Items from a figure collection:
--- start ---

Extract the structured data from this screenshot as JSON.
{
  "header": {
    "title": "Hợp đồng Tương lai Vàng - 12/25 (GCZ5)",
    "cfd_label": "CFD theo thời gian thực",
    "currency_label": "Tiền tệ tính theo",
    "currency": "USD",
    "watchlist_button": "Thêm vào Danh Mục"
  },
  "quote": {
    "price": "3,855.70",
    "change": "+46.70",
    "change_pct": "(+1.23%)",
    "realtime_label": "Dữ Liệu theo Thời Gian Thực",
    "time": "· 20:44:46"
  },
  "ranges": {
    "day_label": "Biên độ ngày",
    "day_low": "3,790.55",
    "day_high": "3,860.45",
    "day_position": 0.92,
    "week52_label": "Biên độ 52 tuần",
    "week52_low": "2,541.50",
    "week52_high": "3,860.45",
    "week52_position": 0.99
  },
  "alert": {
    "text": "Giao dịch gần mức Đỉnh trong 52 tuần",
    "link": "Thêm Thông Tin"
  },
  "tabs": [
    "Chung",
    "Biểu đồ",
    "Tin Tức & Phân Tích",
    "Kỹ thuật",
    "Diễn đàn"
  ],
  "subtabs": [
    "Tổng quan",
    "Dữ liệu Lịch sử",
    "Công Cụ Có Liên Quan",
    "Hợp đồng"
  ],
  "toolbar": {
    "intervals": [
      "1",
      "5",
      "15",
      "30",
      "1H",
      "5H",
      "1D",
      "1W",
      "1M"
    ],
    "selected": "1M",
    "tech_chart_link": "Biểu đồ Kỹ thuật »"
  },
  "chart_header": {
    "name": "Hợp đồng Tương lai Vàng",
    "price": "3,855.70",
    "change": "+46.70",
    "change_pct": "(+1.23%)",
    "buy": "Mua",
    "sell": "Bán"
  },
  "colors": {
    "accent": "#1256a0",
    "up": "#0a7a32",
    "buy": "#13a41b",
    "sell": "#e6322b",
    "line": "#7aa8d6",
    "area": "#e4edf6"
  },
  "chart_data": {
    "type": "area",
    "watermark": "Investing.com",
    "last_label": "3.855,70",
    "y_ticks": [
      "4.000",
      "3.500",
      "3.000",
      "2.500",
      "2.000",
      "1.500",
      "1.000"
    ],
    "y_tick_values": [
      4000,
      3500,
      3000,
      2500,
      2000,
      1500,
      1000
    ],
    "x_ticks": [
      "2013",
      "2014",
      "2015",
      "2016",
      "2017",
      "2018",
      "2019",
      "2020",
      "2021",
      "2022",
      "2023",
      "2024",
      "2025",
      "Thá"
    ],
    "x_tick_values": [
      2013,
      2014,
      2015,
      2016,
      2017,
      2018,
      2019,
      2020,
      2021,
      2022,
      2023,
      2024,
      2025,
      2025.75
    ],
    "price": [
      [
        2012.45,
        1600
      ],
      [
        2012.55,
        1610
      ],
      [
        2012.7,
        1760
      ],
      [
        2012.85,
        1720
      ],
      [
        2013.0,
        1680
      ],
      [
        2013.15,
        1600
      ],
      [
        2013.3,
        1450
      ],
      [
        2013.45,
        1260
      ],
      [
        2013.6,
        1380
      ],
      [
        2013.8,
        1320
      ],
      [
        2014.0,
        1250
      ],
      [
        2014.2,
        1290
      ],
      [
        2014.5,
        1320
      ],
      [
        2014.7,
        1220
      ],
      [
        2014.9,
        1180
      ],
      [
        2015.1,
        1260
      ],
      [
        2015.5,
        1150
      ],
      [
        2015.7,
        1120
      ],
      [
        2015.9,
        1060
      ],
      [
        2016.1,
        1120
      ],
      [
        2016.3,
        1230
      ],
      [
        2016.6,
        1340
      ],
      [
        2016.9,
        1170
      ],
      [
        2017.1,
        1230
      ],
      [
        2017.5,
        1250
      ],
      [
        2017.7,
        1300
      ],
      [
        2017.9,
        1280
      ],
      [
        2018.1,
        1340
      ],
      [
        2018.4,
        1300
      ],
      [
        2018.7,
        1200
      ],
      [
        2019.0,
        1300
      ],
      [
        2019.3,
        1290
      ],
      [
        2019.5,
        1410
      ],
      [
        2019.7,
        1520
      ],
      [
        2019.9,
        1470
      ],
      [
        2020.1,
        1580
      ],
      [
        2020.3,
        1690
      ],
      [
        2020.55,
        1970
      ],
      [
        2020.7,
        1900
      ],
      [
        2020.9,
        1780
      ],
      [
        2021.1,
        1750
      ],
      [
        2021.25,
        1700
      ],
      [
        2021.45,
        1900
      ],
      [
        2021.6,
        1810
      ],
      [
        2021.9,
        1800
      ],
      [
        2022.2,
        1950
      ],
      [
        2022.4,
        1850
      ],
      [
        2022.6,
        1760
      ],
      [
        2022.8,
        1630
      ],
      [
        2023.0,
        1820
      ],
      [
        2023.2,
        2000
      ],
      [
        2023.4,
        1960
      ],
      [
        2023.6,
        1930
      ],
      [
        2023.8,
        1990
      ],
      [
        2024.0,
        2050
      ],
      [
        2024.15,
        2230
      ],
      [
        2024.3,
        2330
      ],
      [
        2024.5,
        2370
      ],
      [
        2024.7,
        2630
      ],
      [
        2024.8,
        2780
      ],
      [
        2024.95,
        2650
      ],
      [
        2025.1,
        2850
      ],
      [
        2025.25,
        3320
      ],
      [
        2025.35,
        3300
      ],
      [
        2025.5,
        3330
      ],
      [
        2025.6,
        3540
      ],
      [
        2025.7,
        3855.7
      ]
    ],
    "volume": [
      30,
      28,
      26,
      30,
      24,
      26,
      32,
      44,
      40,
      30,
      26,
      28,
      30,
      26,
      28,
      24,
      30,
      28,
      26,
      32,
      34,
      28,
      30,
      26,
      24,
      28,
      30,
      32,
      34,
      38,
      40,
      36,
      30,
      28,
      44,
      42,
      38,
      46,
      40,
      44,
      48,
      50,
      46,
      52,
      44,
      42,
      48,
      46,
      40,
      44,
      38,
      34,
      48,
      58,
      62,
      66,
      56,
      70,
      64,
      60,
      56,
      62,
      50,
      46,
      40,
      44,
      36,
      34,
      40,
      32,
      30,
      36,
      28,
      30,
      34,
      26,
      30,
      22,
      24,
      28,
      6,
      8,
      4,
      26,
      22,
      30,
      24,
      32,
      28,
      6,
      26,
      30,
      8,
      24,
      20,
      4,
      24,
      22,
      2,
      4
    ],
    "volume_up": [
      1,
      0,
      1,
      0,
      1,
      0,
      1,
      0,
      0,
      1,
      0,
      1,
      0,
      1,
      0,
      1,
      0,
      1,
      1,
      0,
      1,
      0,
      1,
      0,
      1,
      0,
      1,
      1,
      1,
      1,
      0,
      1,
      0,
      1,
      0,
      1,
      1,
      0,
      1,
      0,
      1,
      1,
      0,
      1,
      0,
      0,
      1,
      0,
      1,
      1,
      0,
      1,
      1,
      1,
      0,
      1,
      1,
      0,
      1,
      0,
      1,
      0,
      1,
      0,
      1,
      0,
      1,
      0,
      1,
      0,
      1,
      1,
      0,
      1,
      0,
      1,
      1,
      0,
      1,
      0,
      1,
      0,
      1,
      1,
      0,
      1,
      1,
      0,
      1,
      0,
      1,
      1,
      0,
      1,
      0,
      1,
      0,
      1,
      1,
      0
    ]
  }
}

--- end ---

## GIVEN PROBLEM
Scan the material above. Return every line containing the string "thuật".

## RESULT
    "Kỹ thuật",
    "tech_chart_link": "Biểu đồ Kỹ thuật »"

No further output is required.